### [ESTRATTO FORNITO]

Manovre militari USA in Colombia e Perù

di Geraldina Colotti

Il Condor plana di nuovo sull’America latina. E ha le sembianze di Temer, il golpista corrotto che sta svendendo il Brasile e la sovranità nazionale. A novembre inizieranno in Amazzonia le manovre congiunte tra le forze armate brasiliane, quelle della Colombia e del Perù e quelle degli Stati uniti.


Manovre militari mascherate da “esercizi umanitari”, che preludono all’istallazione di basi militari nordamericane in Amazzonia, già concesse dal Perù di Kuczynski (il banchiere per cui il Latinoamerica è “il cagnolino simpatico” degli Usa).

Intanto, Temer ha deciso di cedere al padrone nordamericano la base militare spaziale di Alcantara, nello stato di Maranhao. Una base strategica, vicina all’Ecuador.

[Dati di previsione dei riquadri di delimitazione]

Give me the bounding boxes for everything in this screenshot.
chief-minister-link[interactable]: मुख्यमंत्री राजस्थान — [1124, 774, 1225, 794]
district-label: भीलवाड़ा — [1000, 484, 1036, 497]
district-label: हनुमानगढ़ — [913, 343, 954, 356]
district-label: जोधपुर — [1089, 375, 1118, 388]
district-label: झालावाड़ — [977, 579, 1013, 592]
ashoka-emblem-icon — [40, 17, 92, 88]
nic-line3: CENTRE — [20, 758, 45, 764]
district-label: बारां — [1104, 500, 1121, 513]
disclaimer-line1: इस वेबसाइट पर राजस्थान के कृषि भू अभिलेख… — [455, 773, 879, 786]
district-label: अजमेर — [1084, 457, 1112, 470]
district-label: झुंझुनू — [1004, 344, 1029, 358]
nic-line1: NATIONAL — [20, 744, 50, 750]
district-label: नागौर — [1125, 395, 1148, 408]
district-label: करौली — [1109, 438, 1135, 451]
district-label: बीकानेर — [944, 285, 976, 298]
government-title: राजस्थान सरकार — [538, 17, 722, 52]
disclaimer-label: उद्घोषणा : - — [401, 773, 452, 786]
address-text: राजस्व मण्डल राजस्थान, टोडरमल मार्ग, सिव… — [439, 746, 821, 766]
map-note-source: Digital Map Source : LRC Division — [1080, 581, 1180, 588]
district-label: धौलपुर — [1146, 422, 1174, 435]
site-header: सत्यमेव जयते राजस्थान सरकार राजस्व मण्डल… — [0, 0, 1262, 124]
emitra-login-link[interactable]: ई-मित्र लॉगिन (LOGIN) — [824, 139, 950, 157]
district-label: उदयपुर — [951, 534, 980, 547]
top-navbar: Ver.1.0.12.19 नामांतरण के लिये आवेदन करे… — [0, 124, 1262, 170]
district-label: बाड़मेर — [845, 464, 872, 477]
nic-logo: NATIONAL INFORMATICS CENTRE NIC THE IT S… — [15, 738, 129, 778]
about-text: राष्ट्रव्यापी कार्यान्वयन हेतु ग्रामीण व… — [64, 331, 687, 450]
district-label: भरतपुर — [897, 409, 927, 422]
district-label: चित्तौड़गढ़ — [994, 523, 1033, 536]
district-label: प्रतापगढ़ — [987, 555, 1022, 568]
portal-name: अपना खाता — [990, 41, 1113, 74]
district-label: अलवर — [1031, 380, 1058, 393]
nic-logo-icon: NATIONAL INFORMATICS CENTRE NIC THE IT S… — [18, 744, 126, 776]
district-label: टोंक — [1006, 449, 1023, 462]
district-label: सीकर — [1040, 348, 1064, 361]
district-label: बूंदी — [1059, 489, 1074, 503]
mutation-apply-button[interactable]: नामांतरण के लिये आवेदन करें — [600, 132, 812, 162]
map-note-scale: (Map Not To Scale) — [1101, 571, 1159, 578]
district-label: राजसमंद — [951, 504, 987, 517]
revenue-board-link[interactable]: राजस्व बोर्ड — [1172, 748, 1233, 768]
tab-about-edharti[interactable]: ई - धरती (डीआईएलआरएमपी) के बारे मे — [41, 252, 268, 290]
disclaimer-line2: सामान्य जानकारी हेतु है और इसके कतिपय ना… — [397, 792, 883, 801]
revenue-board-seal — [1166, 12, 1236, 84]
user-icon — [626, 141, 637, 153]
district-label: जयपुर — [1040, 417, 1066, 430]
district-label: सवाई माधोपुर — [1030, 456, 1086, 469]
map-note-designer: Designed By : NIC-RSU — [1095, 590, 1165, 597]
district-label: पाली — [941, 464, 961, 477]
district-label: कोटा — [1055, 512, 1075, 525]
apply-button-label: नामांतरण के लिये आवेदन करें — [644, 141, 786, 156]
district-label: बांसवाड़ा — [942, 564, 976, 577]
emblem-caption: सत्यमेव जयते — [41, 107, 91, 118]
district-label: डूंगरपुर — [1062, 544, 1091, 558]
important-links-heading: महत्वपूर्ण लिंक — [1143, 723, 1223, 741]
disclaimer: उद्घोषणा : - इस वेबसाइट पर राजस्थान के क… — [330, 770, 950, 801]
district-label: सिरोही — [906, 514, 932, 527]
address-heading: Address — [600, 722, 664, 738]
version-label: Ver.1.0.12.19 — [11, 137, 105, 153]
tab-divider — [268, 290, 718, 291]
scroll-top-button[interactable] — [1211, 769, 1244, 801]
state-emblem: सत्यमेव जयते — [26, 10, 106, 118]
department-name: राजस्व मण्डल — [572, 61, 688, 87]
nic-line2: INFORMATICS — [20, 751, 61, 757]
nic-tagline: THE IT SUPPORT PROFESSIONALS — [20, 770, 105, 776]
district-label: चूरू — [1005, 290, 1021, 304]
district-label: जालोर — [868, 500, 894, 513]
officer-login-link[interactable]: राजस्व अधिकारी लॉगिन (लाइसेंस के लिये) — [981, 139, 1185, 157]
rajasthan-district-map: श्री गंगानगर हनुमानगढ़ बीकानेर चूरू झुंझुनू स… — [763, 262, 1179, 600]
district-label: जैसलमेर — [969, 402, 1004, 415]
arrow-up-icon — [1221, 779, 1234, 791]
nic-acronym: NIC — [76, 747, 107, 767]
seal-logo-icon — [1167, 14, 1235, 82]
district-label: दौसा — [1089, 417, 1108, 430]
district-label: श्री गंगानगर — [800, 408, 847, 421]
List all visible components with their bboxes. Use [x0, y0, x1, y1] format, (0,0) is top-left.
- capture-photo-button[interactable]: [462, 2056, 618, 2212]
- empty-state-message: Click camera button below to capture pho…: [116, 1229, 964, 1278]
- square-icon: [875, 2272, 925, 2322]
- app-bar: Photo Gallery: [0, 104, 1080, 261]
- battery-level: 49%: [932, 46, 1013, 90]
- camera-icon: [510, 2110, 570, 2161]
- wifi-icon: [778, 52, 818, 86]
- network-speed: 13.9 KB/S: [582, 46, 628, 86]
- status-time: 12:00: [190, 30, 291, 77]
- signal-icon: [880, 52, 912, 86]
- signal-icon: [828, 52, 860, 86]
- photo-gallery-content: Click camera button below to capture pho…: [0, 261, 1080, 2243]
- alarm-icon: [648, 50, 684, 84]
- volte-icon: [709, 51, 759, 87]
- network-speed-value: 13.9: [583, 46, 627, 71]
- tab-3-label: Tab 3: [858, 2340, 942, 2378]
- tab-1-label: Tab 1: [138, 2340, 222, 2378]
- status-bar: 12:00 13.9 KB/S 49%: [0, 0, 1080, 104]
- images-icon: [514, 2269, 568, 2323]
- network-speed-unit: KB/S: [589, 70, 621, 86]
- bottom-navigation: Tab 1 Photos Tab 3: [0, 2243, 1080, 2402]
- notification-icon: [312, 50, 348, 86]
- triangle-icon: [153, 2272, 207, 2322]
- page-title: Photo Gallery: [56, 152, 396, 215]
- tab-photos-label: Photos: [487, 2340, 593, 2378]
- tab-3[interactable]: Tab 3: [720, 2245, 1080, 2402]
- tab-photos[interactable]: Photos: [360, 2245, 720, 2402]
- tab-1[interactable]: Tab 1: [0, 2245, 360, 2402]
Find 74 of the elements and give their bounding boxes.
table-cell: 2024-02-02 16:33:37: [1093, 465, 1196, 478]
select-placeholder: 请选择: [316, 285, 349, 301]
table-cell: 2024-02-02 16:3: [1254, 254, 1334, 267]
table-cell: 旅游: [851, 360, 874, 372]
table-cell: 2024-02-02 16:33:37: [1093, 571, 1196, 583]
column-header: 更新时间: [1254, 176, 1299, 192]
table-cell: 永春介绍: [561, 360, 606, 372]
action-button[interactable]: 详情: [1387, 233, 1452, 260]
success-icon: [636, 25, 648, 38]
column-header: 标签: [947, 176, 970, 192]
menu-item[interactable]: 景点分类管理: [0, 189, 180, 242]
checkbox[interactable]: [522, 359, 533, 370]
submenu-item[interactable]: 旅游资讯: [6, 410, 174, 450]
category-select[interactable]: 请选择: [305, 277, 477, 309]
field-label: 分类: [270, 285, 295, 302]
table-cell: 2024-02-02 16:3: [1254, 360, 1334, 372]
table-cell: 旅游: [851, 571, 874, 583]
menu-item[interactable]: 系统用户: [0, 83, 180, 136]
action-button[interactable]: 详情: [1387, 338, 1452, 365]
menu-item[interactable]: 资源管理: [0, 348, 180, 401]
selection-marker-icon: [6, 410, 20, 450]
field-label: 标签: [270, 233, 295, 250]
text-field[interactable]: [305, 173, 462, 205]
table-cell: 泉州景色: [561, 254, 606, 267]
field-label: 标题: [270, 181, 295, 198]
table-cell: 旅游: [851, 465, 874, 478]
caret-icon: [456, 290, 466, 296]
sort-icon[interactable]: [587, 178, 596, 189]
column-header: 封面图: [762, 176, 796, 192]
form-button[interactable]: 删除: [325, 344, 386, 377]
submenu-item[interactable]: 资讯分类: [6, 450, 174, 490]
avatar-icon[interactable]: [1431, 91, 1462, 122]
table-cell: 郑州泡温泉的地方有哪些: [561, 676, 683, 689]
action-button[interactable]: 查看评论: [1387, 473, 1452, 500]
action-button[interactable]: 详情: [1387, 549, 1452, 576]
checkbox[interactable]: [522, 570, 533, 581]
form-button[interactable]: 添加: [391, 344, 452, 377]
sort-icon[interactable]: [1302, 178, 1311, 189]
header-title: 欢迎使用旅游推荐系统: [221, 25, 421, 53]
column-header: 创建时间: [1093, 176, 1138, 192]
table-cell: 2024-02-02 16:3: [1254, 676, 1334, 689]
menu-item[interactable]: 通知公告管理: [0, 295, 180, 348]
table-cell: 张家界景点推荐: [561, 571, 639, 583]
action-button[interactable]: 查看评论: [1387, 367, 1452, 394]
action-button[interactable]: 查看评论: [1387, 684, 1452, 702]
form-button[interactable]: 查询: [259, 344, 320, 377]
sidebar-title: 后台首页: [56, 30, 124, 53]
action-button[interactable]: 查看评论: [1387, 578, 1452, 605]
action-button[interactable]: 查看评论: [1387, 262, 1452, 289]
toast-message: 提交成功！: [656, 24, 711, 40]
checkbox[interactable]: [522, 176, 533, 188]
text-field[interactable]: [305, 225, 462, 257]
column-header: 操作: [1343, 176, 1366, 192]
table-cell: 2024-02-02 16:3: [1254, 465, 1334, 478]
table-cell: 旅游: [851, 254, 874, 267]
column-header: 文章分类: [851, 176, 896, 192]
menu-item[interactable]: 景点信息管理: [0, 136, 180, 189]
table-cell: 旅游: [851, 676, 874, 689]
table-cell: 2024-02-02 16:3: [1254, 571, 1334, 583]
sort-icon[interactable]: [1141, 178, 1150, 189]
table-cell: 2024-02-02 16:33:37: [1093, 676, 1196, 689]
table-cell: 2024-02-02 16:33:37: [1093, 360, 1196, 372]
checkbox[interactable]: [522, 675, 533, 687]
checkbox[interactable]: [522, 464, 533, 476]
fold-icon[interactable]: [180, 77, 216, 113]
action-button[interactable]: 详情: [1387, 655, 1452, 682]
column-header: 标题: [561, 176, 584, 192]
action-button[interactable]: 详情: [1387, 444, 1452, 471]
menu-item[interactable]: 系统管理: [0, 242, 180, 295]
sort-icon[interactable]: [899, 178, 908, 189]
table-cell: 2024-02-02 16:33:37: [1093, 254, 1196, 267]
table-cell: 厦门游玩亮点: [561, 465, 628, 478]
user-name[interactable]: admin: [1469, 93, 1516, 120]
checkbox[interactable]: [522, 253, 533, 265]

### [COMPITO ASSEGNATO]
Cita per intero e senza alcuna modifica l'estratto riportato sopra sulle manovre militari USA in Colombia e Perù.

### [SOLUZIONE PROPOSTA]
Manovre militari USA in Colombia e Perù

di Geraldina Colotti

Il Condor plana di nuovo sull’America latina. E ha le sembianze di Temer, il golpista corrotto che sta svendendo il Brasile e la sovranità nazionale. A novembre inizieranno in Amazzonia le manovre congiunte tra le forze armate brasiliane, quelle della Colombia e del Perù e quelle degli Stati uniti.


Manovre militari mascherate da “esercizi umanitari”, che preludono all’istallazione di basi militari nordamericane in Amazzonia, già concesse dal Perù di Kuczynski (il banchiere per cui il Latinoamerica è “il cagnolino simpatico” degli Usa).

Intanto, Temer ha deciso di cedere al padrone nordamericano la base militare spaziale di Alcantara, nello stato di Maranhao. Una base strategica, vicina all’Ecuador.